### The exercise
Each line that holds the word "lasting" should be returned.

⟨

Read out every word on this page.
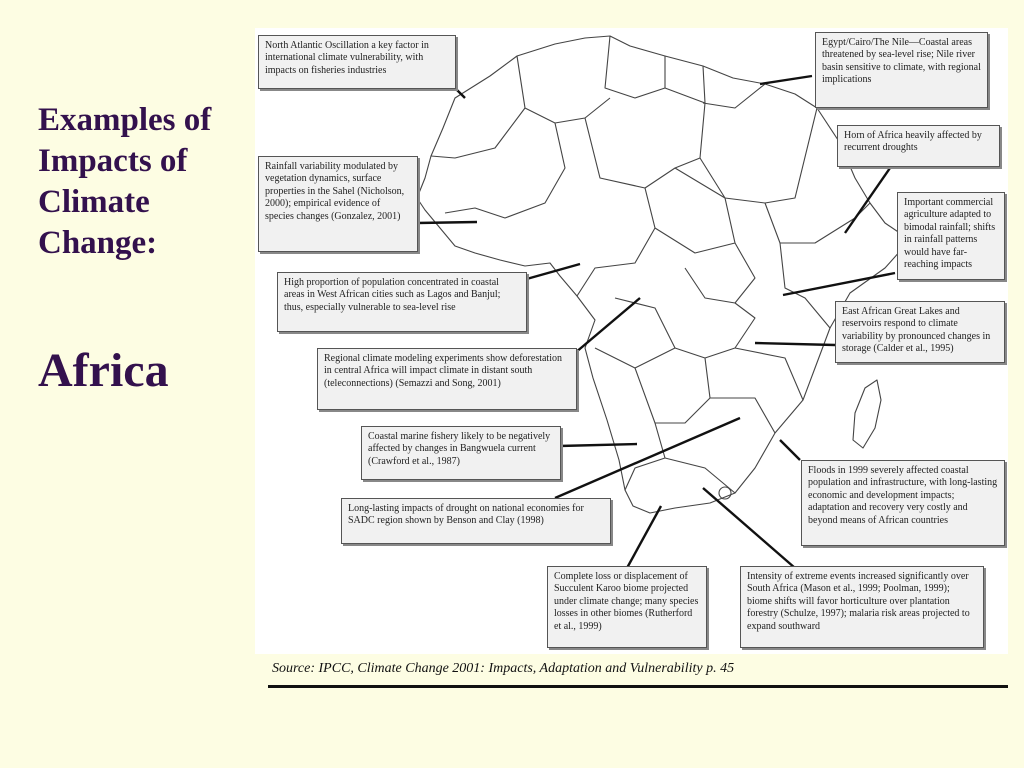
Examples of
Impacts of
Climate
Change:
Africa
North Atlantic Oscillation a key factor in international climate vulnerability, with impacts on fisheries industries
Egypt/Cairo/The Nile—Coastal areas threatened by sea-level rise; Nile river basin sensitive to climate, with regional implications
Horn of Africa heavily affected by recurrent droughts
Rainfall variability modulated by vegetation dynamics, surface properties in the Sahel (Nicholson, 2000); empirical evidence of species changes (Gonzalez, 2001)
Important commercial agriculture adapted to bimodal rainfall; shifts in rainfall patterns would have far-reaching impacts
High proportion of population concentrated in coastal areas in West African cities such as Lagos and Banjul; thus, especially vulnerable to sea-level rise	East African Great Lakes and reservoirs respond to climate variability by pronounced changes in storage (Calder et al., 1995)
Regional climate modeling experiments show deforestation in central Africa will impact climate in distant south (teleconnections) (Semazzi and Song, 2001)
Coastal marine fishery likely to be negatively affected by changes in Bangwuela current (Crawford et al., 1987)
Floods in 1999 severely affected coastal population and infrastructure, with long-lasting economic and development impacts; adaptation and recovery very costly and beyond means of African countries
Long-lasting impacts of drought on national economies for SADC region shown by Benson and Clay (1998)
Complete loss or displacement of Succulent Karoo biome projected under climate change; many species losses in other biomes (Rutherford et al., 1999)
Intensity of extreme events increased significantly over South Africa (Mason et al., 1999; Poolman, 1999); biome shifts will favor horticulture over plantation forestry (Schulze, 1997); malaria risk areas projected to expand southward
Source: IPCC, Climate Change 2001: Impacts, Adaptation and Vulnerability p. 45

⟩

### Task response
Floods in 1999 severely affected coastal population and infrastructure, with long-lasting economic and development impacts; adaptation and recovery very costly and beyond means of African countries
Long-lasting impacts of drought on national economies for SADC region shown by Benson and Clay (1998)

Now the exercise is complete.